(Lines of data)
·····
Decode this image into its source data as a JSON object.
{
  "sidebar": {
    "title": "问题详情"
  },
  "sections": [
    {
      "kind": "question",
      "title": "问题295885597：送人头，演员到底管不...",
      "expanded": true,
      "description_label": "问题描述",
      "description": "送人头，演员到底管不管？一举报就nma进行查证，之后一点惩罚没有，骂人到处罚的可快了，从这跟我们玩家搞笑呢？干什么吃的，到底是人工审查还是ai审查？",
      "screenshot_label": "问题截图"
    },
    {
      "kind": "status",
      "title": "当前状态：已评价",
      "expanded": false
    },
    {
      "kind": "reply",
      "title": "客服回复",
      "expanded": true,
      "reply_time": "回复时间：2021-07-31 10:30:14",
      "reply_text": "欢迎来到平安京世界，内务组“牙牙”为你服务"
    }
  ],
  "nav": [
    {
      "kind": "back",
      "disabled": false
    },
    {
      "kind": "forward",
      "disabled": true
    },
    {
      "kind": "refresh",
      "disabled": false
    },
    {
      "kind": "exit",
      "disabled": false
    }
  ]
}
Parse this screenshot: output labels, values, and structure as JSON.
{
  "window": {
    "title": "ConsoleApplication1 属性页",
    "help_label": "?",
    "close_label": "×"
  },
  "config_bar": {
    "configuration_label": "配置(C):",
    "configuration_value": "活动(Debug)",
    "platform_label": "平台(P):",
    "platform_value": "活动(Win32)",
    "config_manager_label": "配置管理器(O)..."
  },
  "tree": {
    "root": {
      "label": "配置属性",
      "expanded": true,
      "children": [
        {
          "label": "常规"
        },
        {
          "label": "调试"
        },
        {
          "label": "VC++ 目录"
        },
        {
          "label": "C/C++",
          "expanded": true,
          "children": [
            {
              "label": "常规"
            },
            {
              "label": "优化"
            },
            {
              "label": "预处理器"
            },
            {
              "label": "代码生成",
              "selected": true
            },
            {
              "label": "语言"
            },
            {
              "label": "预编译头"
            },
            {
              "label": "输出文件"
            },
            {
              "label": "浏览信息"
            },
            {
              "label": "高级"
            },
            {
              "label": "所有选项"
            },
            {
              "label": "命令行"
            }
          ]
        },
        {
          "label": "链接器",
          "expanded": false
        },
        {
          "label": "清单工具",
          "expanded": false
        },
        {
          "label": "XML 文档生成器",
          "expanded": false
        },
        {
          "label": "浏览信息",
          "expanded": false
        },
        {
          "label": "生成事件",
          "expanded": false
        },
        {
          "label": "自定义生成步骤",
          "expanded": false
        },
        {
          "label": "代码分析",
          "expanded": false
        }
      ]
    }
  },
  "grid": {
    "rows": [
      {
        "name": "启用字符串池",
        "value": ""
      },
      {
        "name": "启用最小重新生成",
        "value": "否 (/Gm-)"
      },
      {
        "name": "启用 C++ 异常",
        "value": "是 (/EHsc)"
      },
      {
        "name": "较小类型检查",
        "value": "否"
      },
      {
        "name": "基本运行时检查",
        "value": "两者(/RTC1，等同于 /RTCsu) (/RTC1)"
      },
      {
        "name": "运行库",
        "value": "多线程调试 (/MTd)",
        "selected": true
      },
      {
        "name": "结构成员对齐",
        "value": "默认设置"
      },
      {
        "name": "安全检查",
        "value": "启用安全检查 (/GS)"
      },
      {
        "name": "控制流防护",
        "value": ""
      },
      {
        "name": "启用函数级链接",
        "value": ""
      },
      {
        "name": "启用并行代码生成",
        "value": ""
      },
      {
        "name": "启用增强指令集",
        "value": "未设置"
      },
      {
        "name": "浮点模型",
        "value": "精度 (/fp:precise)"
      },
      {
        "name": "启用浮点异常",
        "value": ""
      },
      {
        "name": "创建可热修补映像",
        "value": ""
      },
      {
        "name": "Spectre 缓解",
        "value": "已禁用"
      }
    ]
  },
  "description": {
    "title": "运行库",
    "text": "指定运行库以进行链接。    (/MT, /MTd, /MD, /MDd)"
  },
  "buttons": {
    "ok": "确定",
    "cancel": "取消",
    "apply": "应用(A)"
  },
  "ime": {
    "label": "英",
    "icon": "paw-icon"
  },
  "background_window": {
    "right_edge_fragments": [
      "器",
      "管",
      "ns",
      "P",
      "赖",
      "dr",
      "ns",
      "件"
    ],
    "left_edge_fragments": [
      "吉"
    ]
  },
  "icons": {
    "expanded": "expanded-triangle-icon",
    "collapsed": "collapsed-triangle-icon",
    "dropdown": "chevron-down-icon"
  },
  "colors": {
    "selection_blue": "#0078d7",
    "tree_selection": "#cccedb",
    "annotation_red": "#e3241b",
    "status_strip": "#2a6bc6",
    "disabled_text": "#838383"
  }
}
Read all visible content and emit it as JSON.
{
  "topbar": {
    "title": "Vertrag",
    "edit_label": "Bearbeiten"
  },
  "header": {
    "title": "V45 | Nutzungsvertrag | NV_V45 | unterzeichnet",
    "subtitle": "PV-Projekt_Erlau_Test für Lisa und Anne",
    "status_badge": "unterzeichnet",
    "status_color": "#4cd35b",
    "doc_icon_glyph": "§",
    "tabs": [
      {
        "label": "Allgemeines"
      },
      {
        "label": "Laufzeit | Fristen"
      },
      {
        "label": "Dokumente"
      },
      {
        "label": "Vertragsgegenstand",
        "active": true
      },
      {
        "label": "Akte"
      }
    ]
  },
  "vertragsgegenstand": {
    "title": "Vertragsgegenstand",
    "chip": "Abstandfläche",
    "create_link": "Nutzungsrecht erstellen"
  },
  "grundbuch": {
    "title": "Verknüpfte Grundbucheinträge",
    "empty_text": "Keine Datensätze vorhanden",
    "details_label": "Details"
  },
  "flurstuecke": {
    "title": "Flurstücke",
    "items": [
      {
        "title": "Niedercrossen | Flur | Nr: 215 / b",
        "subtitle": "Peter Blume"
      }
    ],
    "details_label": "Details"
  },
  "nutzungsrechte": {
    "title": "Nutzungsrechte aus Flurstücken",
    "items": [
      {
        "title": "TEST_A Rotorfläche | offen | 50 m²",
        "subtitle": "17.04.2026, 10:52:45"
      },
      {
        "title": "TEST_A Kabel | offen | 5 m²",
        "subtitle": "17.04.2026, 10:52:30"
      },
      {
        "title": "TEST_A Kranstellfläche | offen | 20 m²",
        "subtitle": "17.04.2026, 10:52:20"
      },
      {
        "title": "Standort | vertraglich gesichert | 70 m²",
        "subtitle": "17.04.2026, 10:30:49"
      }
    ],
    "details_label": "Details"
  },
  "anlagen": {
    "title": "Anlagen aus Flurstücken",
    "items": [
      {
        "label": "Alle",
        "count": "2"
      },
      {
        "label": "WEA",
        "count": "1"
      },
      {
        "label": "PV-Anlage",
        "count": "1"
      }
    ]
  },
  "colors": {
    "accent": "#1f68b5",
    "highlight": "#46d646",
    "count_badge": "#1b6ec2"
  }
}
·····
Return all the lines that contain the string "true".

* EXERCISE ANSWER:
      "expanded": true,
      "expanded": true,
      "disabled": true
      "expanded": true,
          "expanded": true,
              "selected": true
        "selected": true
        "active": true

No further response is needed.